- Task requirements
Repeat the entire listing exactly.

===== Raw records

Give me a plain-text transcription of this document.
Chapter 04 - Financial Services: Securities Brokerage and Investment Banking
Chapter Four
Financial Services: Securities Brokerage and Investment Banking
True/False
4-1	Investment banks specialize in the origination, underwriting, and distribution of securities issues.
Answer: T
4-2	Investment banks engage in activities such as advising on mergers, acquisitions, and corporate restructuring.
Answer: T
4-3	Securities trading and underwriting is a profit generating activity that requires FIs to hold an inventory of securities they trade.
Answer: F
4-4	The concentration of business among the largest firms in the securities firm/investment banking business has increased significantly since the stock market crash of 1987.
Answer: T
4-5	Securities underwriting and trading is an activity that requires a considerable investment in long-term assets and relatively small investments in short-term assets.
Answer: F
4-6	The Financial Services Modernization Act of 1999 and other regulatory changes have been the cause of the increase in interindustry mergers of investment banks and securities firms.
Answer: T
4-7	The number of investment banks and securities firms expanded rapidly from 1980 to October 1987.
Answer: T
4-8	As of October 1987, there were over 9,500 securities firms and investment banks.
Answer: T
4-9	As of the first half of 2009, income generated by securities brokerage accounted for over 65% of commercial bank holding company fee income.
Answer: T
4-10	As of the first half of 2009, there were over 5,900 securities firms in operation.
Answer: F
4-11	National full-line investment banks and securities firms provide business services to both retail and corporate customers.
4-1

==========

- Final result
Give me a plain-text transcription of this document.
Chapter 04 - Financial Services: Securities Brokerage and Investment Banking
Chapter Four
Financial Services: Securities Brokerage and Investment Banking
True/False
4-1	Investment banks specialize in the origination, underwriting, and distribution of securities issues.
Answer: T
4-2	Investment banks engage in activities such as advising on mergers, acquisitions, and corporate restructuring.
Answer: T
4-3	Securities trading and underwriting is a profit generating activity that requires FIs to hold an inventory of securities they trade.
Answer: F
4-4	The concentration of business among the largest firms in the securities firm/investment banking business has increased significantly since the stock market crash of 1987.
Answer: T
4-5	Securities underwriting and trading is an activity that requires a considerable investment in long-term assets and relatively small investments in short-term assets.
Answer: F
4-6	The Financial Services Modernization Act of 1999 and other regulatory changes have been the cause of the increase in interindustry mergers of investment banks and securities firms.
Answer: T
4-7	The number of investment banks and securities firms expanded rapidly from 1980 to October 1987.
Answer: T
4-8	As of October 1987, there were over 9,500 securities firms and investment banks.
Answer: T
4-9	As of the first half of 2009, income generated by securities brokerage accounted for over 65% of commercial bank holding company fee income.
Answer: T
4-10	As of the first half of 2009, there were over 5,900 securities firms in operation.
Answer: F
4-11	National full-line investment banks and securities firms provide business services to both retail and corporate customers.
4-1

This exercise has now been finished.